_TASK LIST:_
1. Render this sentence from the article on being underweight in Spanish: "Being underweight is not so different from being overweight because both can lead to serious health complications."
2. Extend the article on the health risks of being underweight, continuing from its last sentence.

_EXTRACT PROVIDED:_
Being underweight is not so different from being overweight because both can lead to serious health complications. Some of the health risks associated with being underweight include malnutrition, osteoporosis, decreased muscle strength, hypothermia and a weakened immune system.
According to Andiswa Ngqaka, spokesperson for the Association of Dietitians of South Africa (Adsa) and a registered dietitian, people become underweight for several reasons, such as illness or inadequate nutrition.
Body mass index (BMI) is the weight-to-height ratio, calculated as weight (kg) / height (m2), explains Dr Mxolisi Xulu of Mthatha in the Eastern Cape.
“Measuring a person just by their appearance is not ideal. Only when weight is calculated using the BMI ratio can it be accurately determined,” he says.
‘My weight goes up and down’
Amanda Katikati (28) from Mfuleni, Cape Town, says her weight does not remain as stable, especially when she is stressed. She currently weighs 56.5kg, and sometimes her weight drops to 50kg, which according to her BMI is underweight.
It depends on what she’s going through at that moment, which could be a month or less, she says.
To gain weight, she buys Cipla actin capsules from the pharmacy. Cipla actin can quickly increase your appetite and cause weight gain, she says.
Katikati adds that over-the-counter can be very dangerous for health. She uses Cipla temporarily when her weight is under control, and then she stops.
Being underweight is a dangerous condition
Xulu says that being underweight is a major condition linked to health issues such as malnutrition, anaemia, vitamin deficiencies, weakened immune systems, challenges with fertility, irregular menstrual cycles, and issues with growth and development, particularly in children and teens.
According to Xulu, you can’t just glance at someone and tell if they’re underweight, and weight is determined by bones and muscles. Men’s and women’s underweight are viewed differently since men’s bones weigh more than women’s bones, he explains.
Xulu lists a few signs of being underweight, including hair loss, amenorrhea, dizziness, premature births, irregular periods, fatigue, frequent illnesses, and slow growth in children.
“Most women struggle with being underweight and having osteoporosis.”

_DATA EXTRACTS:_

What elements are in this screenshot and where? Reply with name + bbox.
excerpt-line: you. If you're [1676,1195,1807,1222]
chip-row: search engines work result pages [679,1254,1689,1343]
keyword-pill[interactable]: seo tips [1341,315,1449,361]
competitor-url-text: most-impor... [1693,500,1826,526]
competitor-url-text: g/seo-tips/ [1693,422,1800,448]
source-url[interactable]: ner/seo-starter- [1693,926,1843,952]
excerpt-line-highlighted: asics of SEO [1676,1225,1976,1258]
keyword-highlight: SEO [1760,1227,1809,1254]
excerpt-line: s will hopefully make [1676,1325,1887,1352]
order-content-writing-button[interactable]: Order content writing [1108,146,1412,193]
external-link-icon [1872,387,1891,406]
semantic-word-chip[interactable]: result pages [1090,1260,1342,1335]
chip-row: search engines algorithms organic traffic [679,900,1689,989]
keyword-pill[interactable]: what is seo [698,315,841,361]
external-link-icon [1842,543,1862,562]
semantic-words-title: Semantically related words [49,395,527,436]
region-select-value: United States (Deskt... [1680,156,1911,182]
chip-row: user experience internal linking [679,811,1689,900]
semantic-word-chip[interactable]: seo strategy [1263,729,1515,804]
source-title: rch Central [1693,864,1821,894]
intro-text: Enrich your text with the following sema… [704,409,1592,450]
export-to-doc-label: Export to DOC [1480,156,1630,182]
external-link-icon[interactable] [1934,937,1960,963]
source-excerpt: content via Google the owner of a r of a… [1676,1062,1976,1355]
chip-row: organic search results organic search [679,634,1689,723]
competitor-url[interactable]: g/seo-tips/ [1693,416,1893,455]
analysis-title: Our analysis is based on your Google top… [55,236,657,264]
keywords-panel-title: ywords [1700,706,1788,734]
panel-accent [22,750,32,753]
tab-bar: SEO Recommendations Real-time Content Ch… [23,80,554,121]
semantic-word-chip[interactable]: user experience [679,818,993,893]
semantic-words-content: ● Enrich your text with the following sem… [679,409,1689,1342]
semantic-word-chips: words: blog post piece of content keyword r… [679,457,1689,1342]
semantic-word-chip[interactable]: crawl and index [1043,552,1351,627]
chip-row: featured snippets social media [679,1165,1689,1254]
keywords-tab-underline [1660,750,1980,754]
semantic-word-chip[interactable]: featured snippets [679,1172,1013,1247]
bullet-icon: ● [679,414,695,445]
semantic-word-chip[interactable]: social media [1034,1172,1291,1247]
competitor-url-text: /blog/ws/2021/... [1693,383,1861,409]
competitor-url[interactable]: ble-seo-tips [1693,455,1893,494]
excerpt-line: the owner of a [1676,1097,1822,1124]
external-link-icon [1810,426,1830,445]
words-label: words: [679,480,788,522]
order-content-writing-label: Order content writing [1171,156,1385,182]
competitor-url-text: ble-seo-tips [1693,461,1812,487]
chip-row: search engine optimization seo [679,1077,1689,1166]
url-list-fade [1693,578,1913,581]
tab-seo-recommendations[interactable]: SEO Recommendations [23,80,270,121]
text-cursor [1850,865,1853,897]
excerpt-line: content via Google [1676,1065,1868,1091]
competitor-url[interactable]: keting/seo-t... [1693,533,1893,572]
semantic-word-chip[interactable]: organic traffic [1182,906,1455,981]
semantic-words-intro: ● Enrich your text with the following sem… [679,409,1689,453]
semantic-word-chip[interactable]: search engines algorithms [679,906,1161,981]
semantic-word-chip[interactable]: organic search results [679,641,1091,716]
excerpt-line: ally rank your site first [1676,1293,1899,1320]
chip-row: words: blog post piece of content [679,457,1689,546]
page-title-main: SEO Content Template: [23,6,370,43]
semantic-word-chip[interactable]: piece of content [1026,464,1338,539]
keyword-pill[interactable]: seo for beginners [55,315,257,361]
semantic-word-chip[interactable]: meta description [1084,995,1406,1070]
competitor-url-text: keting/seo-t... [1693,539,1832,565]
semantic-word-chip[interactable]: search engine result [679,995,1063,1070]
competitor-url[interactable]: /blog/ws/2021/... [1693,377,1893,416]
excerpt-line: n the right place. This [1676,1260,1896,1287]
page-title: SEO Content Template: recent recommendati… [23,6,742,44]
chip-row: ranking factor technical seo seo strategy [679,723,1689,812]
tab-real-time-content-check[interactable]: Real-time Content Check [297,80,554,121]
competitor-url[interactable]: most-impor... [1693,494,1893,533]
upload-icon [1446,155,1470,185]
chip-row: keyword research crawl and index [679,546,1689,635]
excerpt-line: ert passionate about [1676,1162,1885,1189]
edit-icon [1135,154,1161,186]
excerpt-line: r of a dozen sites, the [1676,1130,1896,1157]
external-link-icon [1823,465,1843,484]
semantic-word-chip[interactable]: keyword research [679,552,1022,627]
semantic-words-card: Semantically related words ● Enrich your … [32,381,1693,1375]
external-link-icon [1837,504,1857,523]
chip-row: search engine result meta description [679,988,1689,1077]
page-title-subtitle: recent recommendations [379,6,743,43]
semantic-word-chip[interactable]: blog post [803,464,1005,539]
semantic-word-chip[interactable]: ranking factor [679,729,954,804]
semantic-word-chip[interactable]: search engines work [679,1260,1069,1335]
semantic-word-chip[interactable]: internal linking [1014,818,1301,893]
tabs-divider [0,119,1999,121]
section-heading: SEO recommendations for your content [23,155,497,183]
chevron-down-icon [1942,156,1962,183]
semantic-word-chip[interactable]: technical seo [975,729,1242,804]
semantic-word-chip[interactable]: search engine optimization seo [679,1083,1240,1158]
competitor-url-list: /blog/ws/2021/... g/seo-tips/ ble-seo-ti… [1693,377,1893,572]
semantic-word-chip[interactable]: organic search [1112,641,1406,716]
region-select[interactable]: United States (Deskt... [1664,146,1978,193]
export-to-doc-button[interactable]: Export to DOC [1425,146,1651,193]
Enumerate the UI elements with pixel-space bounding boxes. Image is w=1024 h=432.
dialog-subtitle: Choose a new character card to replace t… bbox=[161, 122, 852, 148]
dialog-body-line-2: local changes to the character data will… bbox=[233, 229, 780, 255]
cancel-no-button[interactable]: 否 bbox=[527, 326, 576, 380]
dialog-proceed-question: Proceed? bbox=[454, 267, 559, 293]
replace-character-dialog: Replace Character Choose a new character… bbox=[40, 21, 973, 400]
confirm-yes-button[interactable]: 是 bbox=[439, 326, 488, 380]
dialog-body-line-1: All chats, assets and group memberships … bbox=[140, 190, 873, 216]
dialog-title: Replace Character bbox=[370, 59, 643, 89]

_RESULTS FOR EACH TASK:_
1. Tener bajo peso no es tan diferente de tener sobrepeso, porque ambos pueden provocar complicaciones graves de salud.

2.
He also notes skin issues and bad oral health. Being underweight may affect people of all ages, although most children in South Africa are overweight, he adds.
Concerns and treatments
Your physical activity might cause you to be underweight, especially if it competes with your body’s calories.
It’s not about how many calories a person can consume if they’re going to burn them off at the gym. However, some of the issues associated with being underweight are genetic in nature.
Xulu tells Health for Mzansi that eating little amounts of protein-rich meals might help you gain weight; nevertheless, it is recommended to get advice from dietitians and nutritionists before embarking on a weight gain journey.
Choose a nutritious diet to avoid weight loss
Ngqaka says, “It becomes very crucial to consume sufficient food for your age, gender and activity level.”
She emphasises that there is no one bullet food that fixes the problem.
Healthy ways of encouraging weight gain are as follows:
- Good quality and quantity of food.
- Consuming a variety of foods to prevent micronutrient deficiencies including fruits and vegetables.
- Include ways to edify energy in food for instance by adding a tablespoon of peanut butter, canola or olive oil to your porridge, vegetables and salads.
- Nuts are high energy and can be taken as a snack whilst they are offering protein and fibre.
- Cereals that are enriched with vitamins and minerals are ideal.
- Sandwiches may be made by edifying with healthy high energy and/or protein-rich and/or other nutrient-rich foods like tuna fish, pilchard, sardines, eggs & peanut butter.